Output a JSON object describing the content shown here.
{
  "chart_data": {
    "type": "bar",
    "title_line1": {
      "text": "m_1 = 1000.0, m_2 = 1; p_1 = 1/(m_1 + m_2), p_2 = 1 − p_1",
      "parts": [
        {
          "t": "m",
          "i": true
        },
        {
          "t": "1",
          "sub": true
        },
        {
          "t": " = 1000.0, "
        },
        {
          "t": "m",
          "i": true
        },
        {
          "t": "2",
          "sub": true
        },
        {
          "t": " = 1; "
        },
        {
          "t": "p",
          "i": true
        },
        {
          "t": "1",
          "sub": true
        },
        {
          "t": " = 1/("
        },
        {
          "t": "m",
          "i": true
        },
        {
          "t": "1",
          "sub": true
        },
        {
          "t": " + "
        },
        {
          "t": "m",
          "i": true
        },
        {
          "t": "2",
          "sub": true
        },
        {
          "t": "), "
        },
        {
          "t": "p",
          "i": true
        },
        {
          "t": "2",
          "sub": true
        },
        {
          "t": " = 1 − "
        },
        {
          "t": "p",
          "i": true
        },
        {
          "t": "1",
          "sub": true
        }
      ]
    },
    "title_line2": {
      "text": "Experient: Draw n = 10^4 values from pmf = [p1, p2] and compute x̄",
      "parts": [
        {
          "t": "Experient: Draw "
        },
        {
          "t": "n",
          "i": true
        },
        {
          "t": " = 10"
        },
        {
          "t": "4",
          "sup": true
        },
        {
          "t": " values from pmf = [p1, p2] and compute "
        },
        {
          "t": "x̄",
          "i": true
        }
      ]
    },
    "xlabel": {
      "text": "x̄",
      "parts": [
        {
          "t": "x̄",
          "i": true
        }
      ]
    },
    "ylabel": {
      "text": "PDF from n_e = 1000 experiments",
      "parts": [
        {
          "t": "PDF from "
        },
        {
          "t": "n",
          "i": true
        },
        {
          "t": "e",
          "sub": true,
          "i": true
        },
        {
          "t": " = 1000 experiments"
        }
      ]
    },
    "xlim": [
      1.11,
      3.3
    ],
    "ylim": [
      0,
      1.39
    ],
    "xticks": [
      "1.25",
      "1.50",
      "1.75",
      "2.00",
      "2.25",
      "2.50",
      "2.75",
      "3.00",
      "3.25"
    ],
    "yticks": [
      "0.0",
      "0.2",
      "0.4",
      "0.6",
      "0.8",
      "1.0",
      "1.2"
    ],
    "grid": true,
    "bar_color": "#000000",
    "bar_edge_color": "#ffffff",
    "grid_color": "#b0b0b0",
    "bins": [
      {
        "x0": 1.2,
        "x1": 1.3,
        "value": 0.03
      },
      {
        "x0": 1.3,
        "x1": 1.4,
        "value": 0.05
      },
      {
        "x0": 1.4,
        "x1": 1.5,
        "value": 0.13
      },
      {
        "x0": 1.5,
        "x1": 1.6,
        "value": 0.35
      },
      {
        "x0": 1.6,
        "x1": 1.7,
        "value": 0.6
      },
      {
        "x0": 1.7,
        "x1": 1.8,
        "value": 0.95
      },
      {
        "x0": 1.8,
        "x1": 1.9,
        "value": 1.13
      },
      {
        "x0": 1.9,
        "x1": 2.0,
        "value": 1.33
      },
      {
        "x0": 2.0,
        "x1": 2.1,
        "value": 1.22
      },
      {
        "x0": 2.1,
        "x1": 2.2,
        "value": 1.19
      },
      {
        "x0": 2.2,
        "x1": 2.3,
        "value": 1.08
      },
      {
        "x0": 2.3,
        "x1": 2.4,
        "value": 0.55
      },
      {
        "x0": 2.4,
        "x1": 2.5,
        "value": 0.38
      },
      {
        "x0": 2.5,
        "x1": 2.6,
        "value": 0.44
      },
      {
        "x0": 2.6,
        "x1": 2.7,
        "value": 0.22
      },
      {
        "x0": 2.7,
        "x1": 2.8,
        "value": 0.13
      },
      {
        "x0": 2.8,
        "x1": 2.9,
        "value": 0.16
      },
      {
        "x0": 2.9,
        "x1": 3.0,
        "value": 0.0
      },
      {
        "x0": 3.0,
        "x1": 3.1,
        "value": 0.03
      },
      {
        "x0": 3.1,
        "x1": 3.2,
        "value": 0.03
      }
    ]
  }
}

§ **Work instructions**
Copy all data exactly, start to finish.

§ **Final result**
Output a JSON object describing the content shown here.
{
  "chart_data": {
    "type": "bar",
    "title_line1": {
      "text": "m_1 = 1000.0, m_2 = 1; p_1 = 1/(m_1 + m_2), p_2 = 1 − p_1",
      "parts": [
        {
          "t": "m",
          "i": true
        },
        {
          "t": "1",
          "sub": true
        },
        {
          "t": " = 1000.0, "
        },
        {
          "t": "m",
          "i": true
        },
        {
          "t": "2",
          "sub": true
        },
        {
          "t": " = 1; "
        },
        {
          "t": "p",
          "i": true
        },
        {
          "t": "1",
          "sub": true
        },
        {
          "t": " = 1/("
        },
        {
          "t": "m",
          "i": true
        },
        {
          "t": "1",
          "sub": true
        },
        {
          "t": " + "
        },
        {
          "t": "m",
          "i": true
        },
        {
          "t": "2",
          "sub": true
        },
        {
          "t": "), "
        },
        {
          "t": "p",
          "i": true
        },
        {
          "t": "2",
          "sub": true
        },
        {
          "t": " = 1 − "
        },
        {
          "t": "p",
          "i": true
        },
        {
          "t": "1",
          "sub": true
        }
      ]
    },
    "title_line2": {
      "text": "Experient: Draw n = 10^4 values from pmf = [p1, p2] and compute x̄",
      "parts": [
        {
          "t": "Experient: Draw "
        },
        {
          "t": "n",
          "i": true
        },
        {
          "t": " = 10"
        },
        {
          "t": "4",
          "sup": true
        },
        {
          "t": " values from pmf = [p1, p2] and compute "
        },
        {
          "t": "x̄",
          "i": true
        }
      ]
    },
    "xlabel": {
      "text": "x̄",
      "parts": [
        {
          "t": "x̄",
          "i": true
        }
      ]
    },
    "ylabel": {
      "text": "PDF from n_e = 1000 experiments",
      "parts": [
        {
          "t": "PDF from "
        },
        {
          "t": "n",
          "i": true
        },
        {
          "t": "e",
          "sub": true,
          "i": true
        },
        {
          "t": " = 1000 experiments"
        }
      ]
    },
    "xlim": [
      1.11,
      3.3
    ],
    "ylim": [
      0,
      1.39
    ],
    "xticks": [
      "1.25",
      "1.50",
      "1.75",
      "2.00",
      "2.25",
      "2.50",
      "2.75",
      "3.00",
      "3.25"
    ],
    "yticks": [
      "0.0",
      "0.2",
      "0.4",
      "0.6",
      "0.8",
      "1.0",
      "1.2"
    ],
    "grid": true,
    "bar_color": "#000000",
    "bar_edge_color": "#ffffff",
    "grid_color": "#b0b0b0",
    "bins": [
      {
        "x0": 1.2,
        "x1": 1.3,
        "value": 0.03
      },
      {
        "x0": 1.3,
        "x1": 1.4,
        "value": 0.05
      },
      {
        "x0": 1.4,
        "x1": 1.5,
        "value": 0.13
      },
      {
        "x0": 1.5,
        "x1": 1.6,
        "value": 0.35
      },
      {
        "x0": 1.6,
        "x1": 1.7,
        "value": 0.6
      },
      {
        "x0": 1.7,
        "x1": 1.8,
        "value": 0.95
      },
      {
        "x0": 1.8,
        "x1": 1.9,
        "value": 1.13
      },
      {
        "x0": 1.9,
        "x1": 2.0,
        "value": 1.33
      },
      {
        "x0": 2.0,
        "x1": 2.1,
        "value": 1.22
      },
      {
        "x0": 2.1,
        "x1": 2.2,
        "value": 1.19
      },
      {
        "x0": 2.2,
        "x1": 2.3,
        "value": 1.08
      },
      {
        "x0": 2.3,
        "x1": 2.4,
        "value": 0.55
      },
      {
        "x0": 2.4,
        "x1": 2.5,
        "value": 0.38
      },
      {
        "x0": 2.5,
        "x1": 2.6,
        "value": 0.44
      },
      {
        "x0": 2.6,
        "x1": 2.7,
        "value": 0.22
      },
      {
        "x0": 2.7,
        "x1": 2.8,
        "value": 0.13
      },
      {
        "x0": 2.8,
        "x1": 2.9,
        "value": 0.16
      },
      {
        "x0": 2.9,
        "x1": 3.0,
        "value": 0.0
      },
      {
        "x0": 3.0,
        "x1": 3.1,
        "value": 0.03
      },
      {
        "x0": 3.1,
        "x1": 3.2,
        "value": 0.03
      }
    ]
  }
}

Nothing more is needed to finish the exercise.